--- Start Data for this task ---

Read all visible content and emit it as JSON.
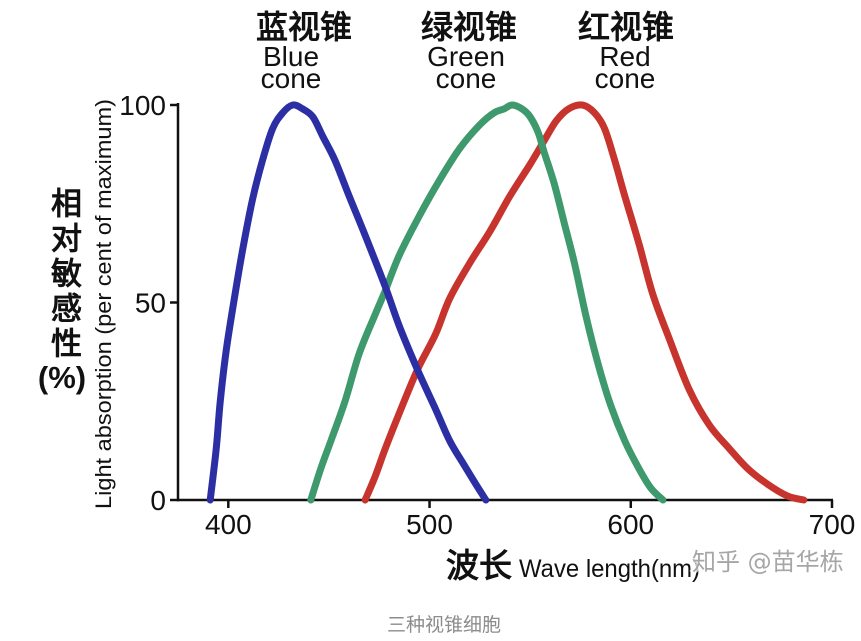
{
  "caption": "三种视锥细胞",
  "watermark": "知乎 @苗华栋",
  "colors": {
    "background": "#ffffff",
    "axis": "#111111",
    "caption": "#8c8c8c",
    "watermark": "#a6a6a6"
  },
  "chart_data": {
    "type": "line",
    "xlabel_zh": "波长",
    "xlabel": "Wave length(nm)",
    "ylabel_zh": "相对敏感性",
    "ylabel_zh_unit": "(%)",
    "ylabel": "Light absorption (per cent of maximum)",
    "xlim": [
      375,
      700
    ],
    "ylim": [
      0,
      100
    ],
    "x_ticks": [
      400,
      500,
      600,
      700
    ],
    "y_ticks": [
      0,
      50,
      100
    ],
    "grid": false,
    "legend": "top",
    "series": [
      {
        "label_zh": "蓝视锥",
        "label_en": [
          "Blue",
          "cone"
        ],
        "color": "#2b2fa3",
        "x": [
          391,
          394,
          396,
          399,
          403,
          407,
          412,
          417,
          422,
          427,
          432,
          437,
          442,
          447,
          453,
          460,
          468,
          478,
          485,
          494,
          503,
          510,
          517,
          523,
          528
        ],
        "y": [
          0,
          13,
          25,
          38,
          51,
          63,
          76,
          86,
          94,
          98,
          100,
          99,
          97,
          92,
          86,
          77,
          67,
          54,
          44,
          33,
          23,
          15,
          9,
          4,
          0
        ]
      },
      {
        "label_zh": "绿视锥",
        "label_en": [
          "Green",
          "cone"
        ],
        "color": "#3e996c",
        "x": [
          441,
          446,
          451,
          458,
          465,
          473,
          478,
          485,
          495,
          505,
          515,
          525,
          532,
          537,
          541,
          546,
          550,
          554,
          557,
          562,
          567,
          572,
          578,
          584,
          590,
          597,
          604,
          610,
          616
        ],
        "y": [
          0,
          8,
          15,
          25,
          37,
          47,
          53,
          62,
          72,
          81,
          89,
          95,
          98,
          99,
          100,
          99,
          97,
          93,
          88,
          80,
          70,
          60,
          46,
          34,
          24,
          15,
          8,
          3,
          0
        ]
      },
      {
        "label_zh": "红视锥",
        "label_en": [
          "Red",
          "cone"
        ],
        "color": "#c7342d",
        "x": [
          468,
          473,
          478,
          485,
          494,
          503,
          510,
          520,
          530,
          540,
          550,
          557,
          563,
          569,
          576,
          582,
          587,
          592,
          597,
          604,
          611,
          619,
          629,
          639,
          649,
          658,
          668,
          678,
          686
        ],
        "y": [
          0,
          6,
          13,
          22,
          33,
          42,
          51,
          60,
          68,
          77,
          85,
          91,
          96,
          99,
          100,
          98,
          94,
          86,
          77,
          65,
          52,
          41,
          28,
          19,
          13,
          8,
          4,
          1,
          0
        ]
      }
    ]
  }
}
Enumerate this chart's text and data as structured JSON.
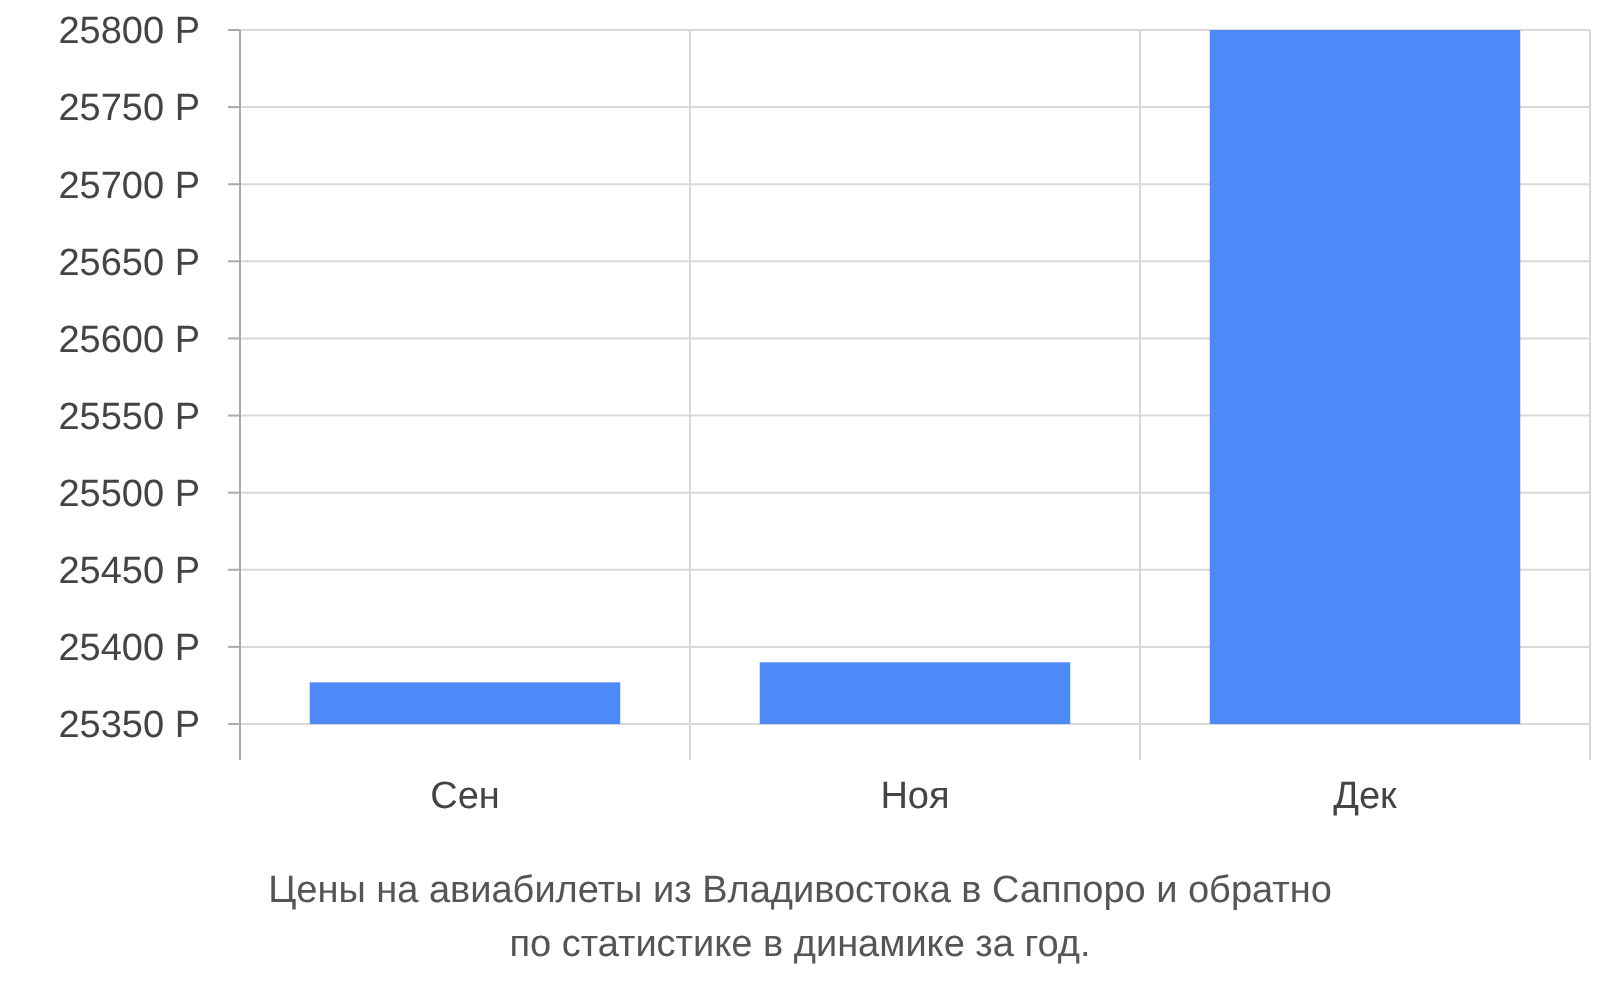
{
  "chart_data": {
    "type": "bar",
    "categories": [
      "Сен",
      "Ноя",
      "Дек"
    ],
    "values": [
      25377,
      25390,
      25800
    ],
    "color": "#4d8af8",
    "ylim": [
      25350,
      25800
    ],
    "yticks": [
      {
        "value": 25350,
        "label": "25350 Р"
      },
      {
        "value": 25400,
        "label": "25400 Р"
      },
      {
        "value": 25450,
        "label": "25450 Р"
      },
      {
        "value": 25500,
        "label": "25500 Р"
      },
      {
        "value": 25550,
        "label": "25550 Р"
      },
      {
        "value": 25600,
        "label": "25600 Р"
      },
      {
        "value": 25650,
        "label": "25650 Р"
      },
      {
        "value": 25700,
        "label": "25700 Р"
      },
      {
        "value": 25750,
        "label": "25750 Р"
      },
      {
        "value": 25800,
        "label": "25800 Р"
      }
    ],
    "grid": true,
    "annotations": [
      "Цены на авиабилеты из Владивостока в Саппоро и обратно",
      "по статистике в динамике за год."
    ]
  }
}
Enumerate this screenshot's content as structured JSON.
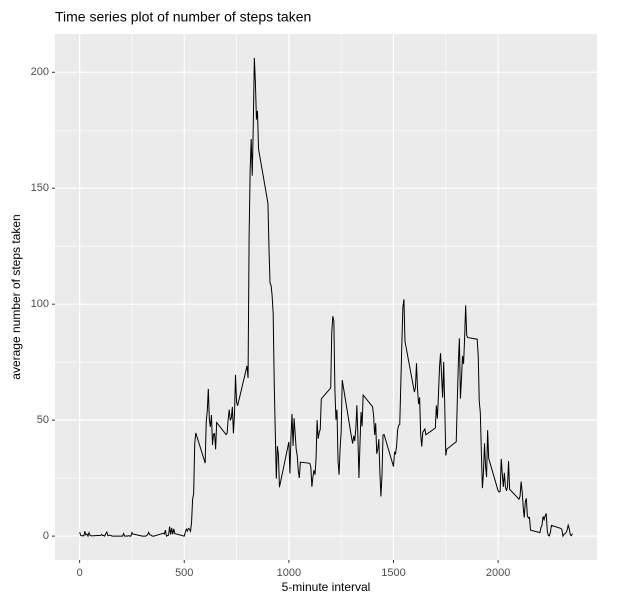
{
  "chart_data": {
    "type": "line",
    "title": "Time series plot of number of steps taken",
    "x_label": "5-minute interval",
    "y_label": "average number of steps taken",
    "x": [
      0,
      5,
      10,
      15,
      20,
      25,
      30,
      35,
      40,
      45,
      50,
      55,
      100,
      105,
      110,
      115,
      120,
      125,
      130,
      135,
      140,
      145,
      150,
      155,
      200,
      205,
      210,
      215,
      220,
      225,
      230,
      235,
      240,
      245,
      250,
      255,
      300,
      305,
      310,
      315,
      320,
      325,
      330,
      335,
      340,
      345,
      350,
      355,
      400,
      405,
      410,
      415,
      420,
      425,
      430,
      435,
      440,
      445,
      450,
      455,
      500,
      505,
      510,
      515,
      520,
      525,
      530,
      535,
      540,
      545,
      550,
      555,
      600,
      605,
      610,
      615,
      620,
      625,
      630,
      635,
      640,
      645,
      650,
      655,
      700,
      705,
      710,
      715,
      720,
      725,
      730,
      735,
      740,
      745,
      750,
      755,
      800,
      805,
      810,
      815,
      820,
      825,
      830,
      835,
      840,
      845,
      850,
      855,
      900,
      905,
      910,
      915,
      920,
      925,
      930,
      935,
      940,
      945,
      950,
      955,
      1000,
      1005,
      1010,
      1015,
      1020,
      1025,
      1030,
      1035,
      1040,
      1045,
      1050,
      1055,
      1100,
      1105,
      1110,
      1115,
      1120,
      1125,
      1130,
      1135,
      1140,
      1145,
      1150,
      1155,
      1200,
      1205,
      1210,
      1215,
      1220,
      1225,
      1230,
      1235,
      1240,
      1245,
      1250,
      1255,
      1300,
      1305,
      1310,
      1315,
      1320,
      1325,
      1330,
      1335,
      1340,
      1345,
      1350,
      1355,
      1400,
      1405,
      1410,
      1415,
      1420,
      1425,
      1430,
      1435,
      1440,
      1445,
      1450,
      1455,
      1500,
      1505,
      1510,
      1515,
      1520,
      1525,
      1530,
      1535,
      1540,
      1545,
      1550,
      1555,
      1600,
      1605,
      1610,
      1615,
      1620,
      1625,
      1630,
      1635,
      1640,
      1645,
      1650,
      1655,
      1700,
      1705,
      1710,
      1715,
      1720,
      1725,
      1730,
      1735,
      1740,
      1745,
      1750,
      1755,
      1800,
      1805,
      1810,
      1815,
      1820,
      1825,
      1830,
      1835,
      1840,
      1845,
      1850,
      1855,
      1900,
      1905,
      1910,
      1915,
      1920,
      1925,
      1930,
      1935,
      1940,
      1945,
      1950,
      1955,
      2000,
      2005,
      2010,
      2015,
      2020,
      2025,
      2030,
      2035,
      2040,
      2045,
      2050,
      2055,
      2100,
      2105,
      2110,
      2115,
      2120,
      2125,
      2130,
      2135,
      2140,
      2145,
      2150,
      2155,
      2200,
      2205,
      2210,
      2215,
      2220,
      2225,
      2230,
      2235,
      2240,
      2245,
      2250,
      2255,
      2300,
      2305,
      2310,
      2315,
      2320,
      2325,
      2330,
      2335,
      2340,
      2345,
      2350,
      2355
    ],
    "series": [
      {
        "color": "#000000",
        "values": [
          1.7,
          0.3,
          0.1,
          0.2,
          0.1,
          2.1,
          0.5,
          0.9,
          0,
          1.5,
          0.3,
          0.1,
          0.3,
          0.7,
          0.2,
          0.3,
          0,
          1.1,
          1.8,
          0.2,
          0.2,
          0.4,
          0.3,
          0,
          0,
          0,
          1.1,
          0,
          0,
          0.1,
          0,
          0.2,
          0,
          0,
          1.5,
          0.9,
          0,
          0,
          0,
          0,
          0.2,
          0.6,
          1.6,
          0.6,
          0.5,
          0.1,
          0,
          0,
          1.2,
          0.9,
          2.6,
          0,
          0.3,
          0.4,
          4.1,
          0.7,
          3.5,
          0.8,
          3.1,
          1.1,
          0,
          1.6,
          3,
          2.2,
          3.3,
          3,
          2.1,
          6.1,
          16,
          18.3,
          39.5,
          44.5,
          31.5,
          49.3,
          53.8,
          63.5,
          50,
          47.1,
          52.2,
          39.3,
          44,
          44.2,
          37.4,
          49,
          43.8,
          44.4,
          50.5,
          54.5,
          49.9,
          51,
          55.7,
          44.3,
          52.3,
          69.5,
          57.8,
          56.2,
          73.4,
          68.2,
          129.4,
          157.5,
          171.2,
          155.4,
          177.3,
          206.2,
          195.9,
          179.6,
          183.4,
          167,
          143.5,
          124,
          109.1,
          108.1,
          103.7,
          96,
          66.2,
          45.2,
          24.8,
          38.8,
          35,
          21.1,
          40.6,
          27,
          42.4,
          52.7,
          38.9,
          50.8,
          44.3,
          37.4,
          34.7,
          28.3,
          25.1,
          31.9,
          31.4,
          29.7,
          21.3,
          25.5,
          28.4,
          26.5,
          33.4,
          50,
          42,
          44.6,
          46,
          59.2,
          63.9,
          87.7,
          94.8,
          92.8,
          63.4,
          50.2,
          54.5,
          32.4,
          26.5,
          37.7,
          45.1,
          67.3,
          42.3,
          39.9,
          43.3,
          41,
          46.2,
          56.4,
          42.8,
          25.1,
          40,
          53.5,
          47.3,
          60.8,
          55.8,
          52,
          43.6,
          48.7,
          35.5,
          37.5,
          41.8,
          27.5,
          17.1,
          26.1,
          43.6,
          43.8,
          30,
          36.1,
          35.5,
          38.8,
          46,
          47.8,
          48.1,
          65.3,
          82.9,
          98.7,
          102.1,
          84,
          62.1,
          64.1,
          74.5,
          63.2,
          56.9,
          59.8,
          43.9,
          38.6,
          44.7,
          45.5,
          46.2,
          43.7,
          46.6,
          56.3,
          50.7,
          61.2,
          72.7,
          78.9,
          68.9,
          59.7,
          75.1,
          56.5,
          34.8,
          37.5,
          40.7,
          58,
          74.7,
          85.3,
          59.3,
          67.8,
          77.7,
          74.2,
          85.3,
          99.5,
          86.6,
          85.6,
          84.9,
          77.8,
          58,
          53.4,
          36.3,
          20.7,
          27.4,
          40,
          30.2,
          25.5,
          45.7,
          33.5,
          19.6,
          19,
          19.3,
          33.3,
          26.8,
          21.2,
          27.3,
          21.3,
          19.5,
          21.3,
          32.3,
          20.2,
          15.9,
          17.2,
          23.5,
          19.2,
          12.5,
          8,
          14.7,
          16.3,
          8.7,
          7.8,
          8.1,
          2.6,
          1.5,
          3.7,
          4.8,
          8.5,
          7.1,
          8.7,
          9.8,
          2.2,
          0.3,
          0.1,
          1.6,
          4.6,
          3.3,
          2.8,
          0,
          0.8,
          1,
          1.6,
          2.6,
          4.7,
          3.3,
          0.6,
          0.2,
          1.1
        ]
      }
    ],
    "xlim": [
      -117.75,
      2472.75
    ],
    "xticks": [
      0,
      500,
      1000,
      1500,
      2000
    ],
    "ylim": [
      -10.3,
      216.5
    ],
    "yticks": [
      0,
      50,
      100,
      150,
      200
    ],
    "grid": true
  }
}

--- End Data for this task ---

→ Your instructions
Which lines hold the string "steps"? List them all.

→ Reply to the exercise
    "title": "Time series plot of number of steps taken",
    "y_label": "average number of steps taken",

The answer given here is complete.